# start of Data provided

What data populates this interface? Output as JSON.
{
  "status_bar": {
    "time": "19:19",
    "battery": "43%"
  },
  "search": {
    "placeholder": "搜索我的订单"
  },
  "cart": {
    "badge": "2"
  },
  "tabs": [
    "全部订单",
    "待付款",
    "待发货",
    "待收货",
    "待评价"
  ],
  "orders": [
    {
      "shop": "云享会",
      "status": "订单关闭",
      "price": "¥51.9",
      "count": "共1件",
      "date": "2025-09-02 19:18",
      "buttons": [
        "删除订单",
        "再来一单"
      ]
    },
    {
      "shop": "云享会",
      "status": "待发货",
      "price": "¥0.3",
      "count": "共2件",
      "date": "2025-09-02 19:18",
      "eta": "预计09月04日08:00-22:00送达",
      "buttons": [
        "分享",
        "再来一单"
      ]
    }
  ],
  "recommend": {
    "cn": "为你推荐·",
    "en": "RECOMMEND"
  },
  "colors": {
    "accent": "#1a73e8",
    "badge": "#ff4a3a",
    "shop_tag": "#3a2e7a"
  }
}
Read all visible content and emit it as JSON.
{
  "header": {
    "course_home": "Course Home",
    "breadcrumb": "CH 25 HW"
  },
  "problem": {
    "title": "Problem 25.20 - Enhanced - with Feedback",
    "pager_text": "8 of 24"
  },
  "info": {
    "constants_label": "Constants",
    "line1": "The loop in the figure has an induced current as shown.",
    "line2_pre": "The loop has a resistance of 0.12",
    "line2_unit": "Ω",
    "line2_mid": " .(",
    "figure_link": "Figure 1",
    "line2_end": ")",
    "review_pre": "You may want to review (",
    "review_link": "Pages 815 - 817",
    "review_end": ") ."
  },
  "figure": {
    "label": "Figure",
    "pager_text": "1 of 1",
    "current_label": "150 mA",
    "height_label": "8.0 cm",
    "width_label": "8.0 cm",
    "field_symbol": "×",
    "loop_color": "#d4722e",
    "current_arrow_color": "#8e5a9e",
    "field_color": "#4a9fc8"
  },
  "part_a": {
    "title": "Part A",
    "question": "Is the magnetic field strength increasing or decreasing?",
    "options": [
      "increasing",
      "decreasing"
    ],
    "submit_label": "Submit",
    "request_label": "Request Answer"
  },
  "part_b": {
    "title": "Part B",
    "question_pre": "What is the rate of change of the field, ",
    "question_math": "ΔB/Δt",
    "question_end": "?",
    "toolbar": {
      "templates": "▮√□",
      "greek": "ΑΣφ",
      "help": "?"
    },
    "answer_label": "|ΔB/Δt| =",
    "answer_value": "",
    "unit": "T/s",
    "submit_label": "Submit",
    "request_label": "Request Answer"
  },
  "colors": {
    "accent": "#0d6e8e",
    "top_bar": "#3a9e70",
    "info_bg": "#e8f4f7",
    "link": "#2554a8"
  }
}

# end of Data provided

• The exercise: Reproduce the complete data exactly as presented above.

• Result for this task:
What data populates this interface? Output as JSON.
{
  "status_bar": {
    "time": "19:19",
    "battery": "43%"
  },
  "search": {
    "placeholder": "搜索我的订单"
  },
  "cart": {
    "badge": "2"
  },
  "tabs": [
    "全部订单",
    "待付款",
    "待发货",
    "待收货",
    "待评价"
  ],
  "orders": [
    {
      "shop": "云享会",
      "status": "订单关闭",
      "price": "¥51.9",
      "count": "共1件",
      "date": "2025-09-02 19:18",
      "buttons": [
        "删除订单",
        "再来一单"
      ]
    },
    {
      "shop": "云享会",
      "status": "待发货",
      "price": "¥0.3",
      "count": "共2件",
      "date": "2025-09-02 19:18",
      "eta": "预计09月04日08:00-22:00送达",
      "buttons": [
        "分享",
        "再来一单"
      ]
    }
  ],
  "recommend": {
    "cn": "为你推荐·",
    "en": "RECOMMEND"
  },
  "colors": {
    "accent": "#1a73e8",
    "badge": "#ff4a3a",
    "shop_tag": "#3a2e7a"
  }
}
Read all visible content and emit it as JSON.
{
  "header": {
    "course_home": "Course Home",
    "breadcrumb": "CH 25 HW"
  },
  "problem": {
    "title": "Problem 25.20 - Enhanced - with Feedback",
    "pager_text": "8 of 24"
  },
  "info": {
    "constants_label": "Constants",
    "line1": "The loop in the figure has an induced current as shown.",
    "line2_pre": "The loop has a resistance of 0.12",
    "line2_unit": "Ω",
    "line2_mid": " .(",
    "figure_link": "Figure 1",
    "line2_end": ")",
    "review_pre": "You may want to review (",
    "review_link": "Pages 815 - 817",
    "review_end": ") ."
  },
  "figure": {
    "label": "Figure",
    "pager_text": "1 of 1",
    "current_label": "150 mA",
    "height_label": "8.0 cm",
    "width_label": "8.0 cm",
    "field_symbol": "×",
    "loop_color": "#d4722e",
    "current_arrow_color": "#8e5a9e",
    "field_color": "#4a9fc8"
  },
  "part_a": {
    "title": "Part A",
    "question": "Is the magnetic field strength increasing or decreasing?",
    "options": [
      "increasing",
      "decreasing"
    ],
    "submit_label": "Submit",
    "request_label": "Request Answer"
  },
  "part_b": {
    "title": "Part B",
    "question_pre": "What is the rate of change of the field, ",
    "question_math": "ΔB/Δt",
    "question_end": "?",
    "toolbar": {
      "templates": "▮√□",
      "greek": "ΑΣφ",
      "help": "?"
    },
    "answer_label": "|ΔB/Δt| =",
    "answer_value": "",
    "unit": "T/s",
    "submit_label": "Submit",
    "request_label": "Request Answer"
  },
  "colors": {
    "accent": "#0d6e8e",
    "top_bar": "#3a9e70",
    "info_bg": "#e8f4f7",
    "link": "#2554a8"
  }
}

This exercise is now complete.